##### Given records
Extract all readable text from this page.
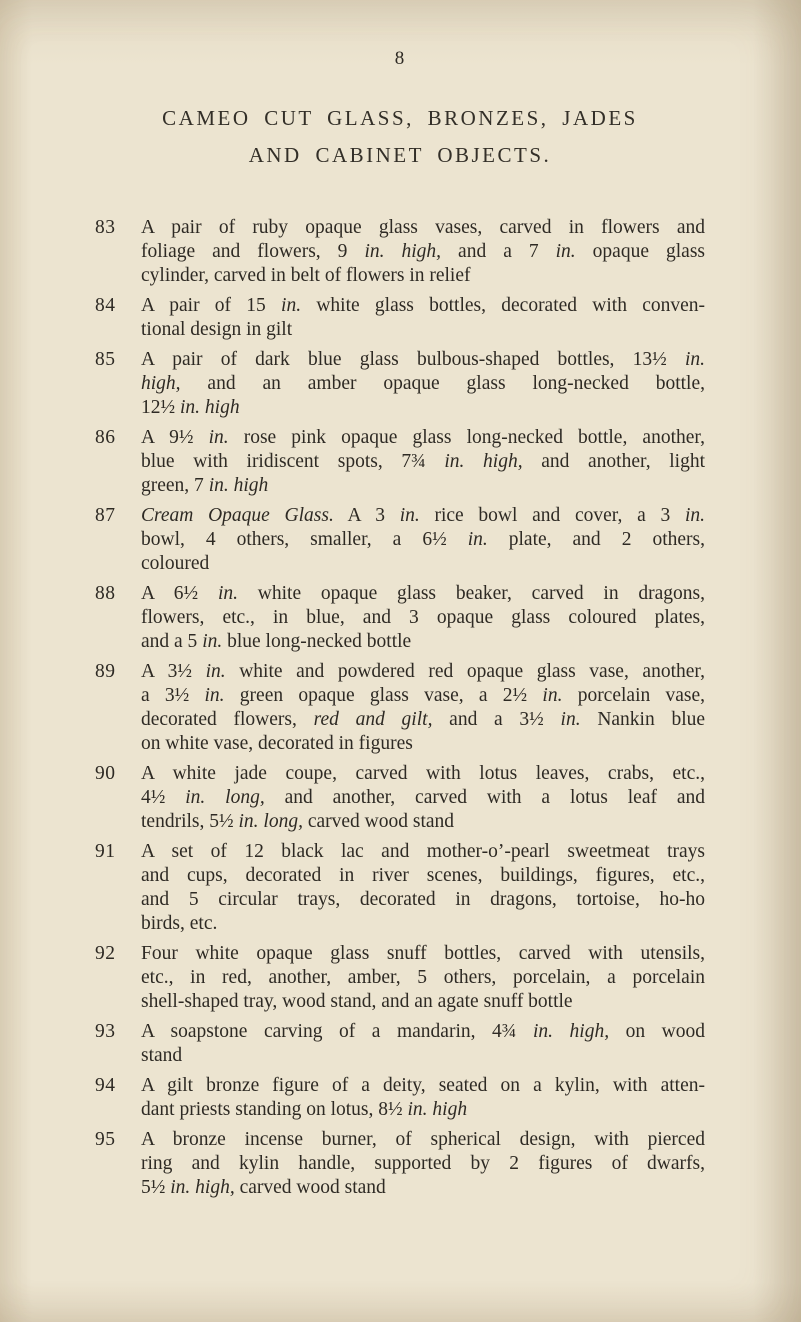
8
CAMEO CUT GLASS, BRONZES, JADES
AND CABINET OBJECTS.
83	A pair of ruby opaque glass vases, carved in flowers and
foliage and flowers, 9 in. high, and a 7 in. opaque glass
cylinder, carved in belt of flowers in relief
84	A pair of 15 in. white glass bottles, decorated with conven-
tional design in gilt
85	A pair of dark blue glass bulbous-shaped bottles, 13½ in.
high, and an amber opaque glass long-necked bottle,
12½ in. high
86	A 9½ in. rose pink opaque glass long-necked bottle, another,
blue with iridiscent spots, 7¾ in. high, and another, light
green, 7 in. high
87	Cream Opaque Glass. A 3 in. rice bowl and cover, a 3 in.
bowl, 4 others, smaller, a 6½ in. plate, and 2 others,
coloured
88	A 6½ in. white opaque glass beaker, carved in dragons,
flowers, etc., in blue, and 3 opaque glass coloured plates,
and a 5 in. blue long-necked bottle
89	A 3½ in. white and powdered red opaque glass vase, another,
a 3½ in. green opaque glass vase, a 2½ in. porcelain vase,
decorated flowers, red and gilt, and a 3½ in. Nankin blue
on white vase, decorated in figures
90	A white jade coupe, carved with lotus leaves, crabs, etc.,
4½ in. long, and another, carved with a lotus leaf and
tendrils, 5½ in. long, carved wood stand
91	A set of 12 black lac and mother-o’-pearl sweetmeat trays
and cups, decorated in river scenes, buildings, figures, etc.,
and 5 circular trays, decorated in dragons, tortoise, ho-ho
birds, etc.
92	Four white opaque glass snuff bottles, carved with utensils,
etc., in red, another, amber, 5 others, porcelain, a porcelain
shell-shaped tray, wood stand, and an agate snuff bottle
93	A soapstone carving of a mandarin, 4¾ in. high, on wood
stand
94	A gilt bronze figure of a deity, seated on a kylin, with atten-
dant priests standing on lotus, 8½ in. high
95	A bronze incense burner, of spherical design, with pierced
ring and kylin handle, supported by 2 figures of dwarfs,
5½ in. high, carved wood stand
##########
Generate a word-for-word copy of the preceding records, excluding all pictures.

◆ Output for this exercise
Extract all readable text from this page.
8
CAMEO CUT GLASS, BRONZES, JADES
AND CABINET OBJECTS.
83	A pair of ruby opaque glass vases, carved in flowers and
foliage and flowers, 9 in. high, and a 7 in. opaque glass
cylinder, carved in belt of flowers in relief
84	A pair of 15 in. white glass bottles, decorated with conven-
tional design in gilt
85	A pair of dark blue glass bulbous-shaped bottles, 13½ in.
high, and an amber opaque glass long-necked bottle,
12½ in. high
86	A 9½ in. rose pink opaque glass long-necked bottle, another,
blue with iridiscent spots, 7¾ in. high, and another, light
green, 7 in. high
87	Cream Opaque Glass. A 3 in. rice bowl and cover, a 3 in.
bowl, 4 others, smaller, a 6½ in. plate, and 2 others,
coloured
88	A 6½ in. white opaque glass beaker, carved in dragons,
flowers, etc., in blue, and 3 opaque glass coloured plates,
and a 5 in. blue long-necked bottle
89	A 3½ in. white and powdered red opaque glass vase, another,
a 3½ in. green opaque glass vase, a 2½ in. porcelain vase,
decorated flowers, red and gilt, and a 3½ in. Nankin blue
on white vase, decorated in figures
90	A white jade coupe, carved with lotus leaves, crabs, etc.,
4½ in. long, and another, carved with a lotus leaf and
tendrils, 5½ in. long, carved wood stand
91	A set of 12 black lac and mother-o’-pearl sweetmeat trays
and cups, decorated in river scenes, buildings, figures, etc.,
and 5 circular trays, decorated in dragons, tortoise, ho-ho
birds, etc.
92	Four white opaque glass snuff bottles, carved with utensils,
etc., in red, another, amber, 5 others, porcelain, a porcelain
shell-shaped tray, wood stand, and an agate snuff bottle
93	A soapstone carving of a mandarin, 4¾ in. high, on wood
stand
94	A gilt bronze figure of a deity, seated on a kylin, with atten-
dant priests standing on lotus, 8½ in. high
95	A bronze incense burner, of spherical design, with pierced
ring and kylin handle, supported by 2 figures of dwarfs,
5½ in. high, carved wood stand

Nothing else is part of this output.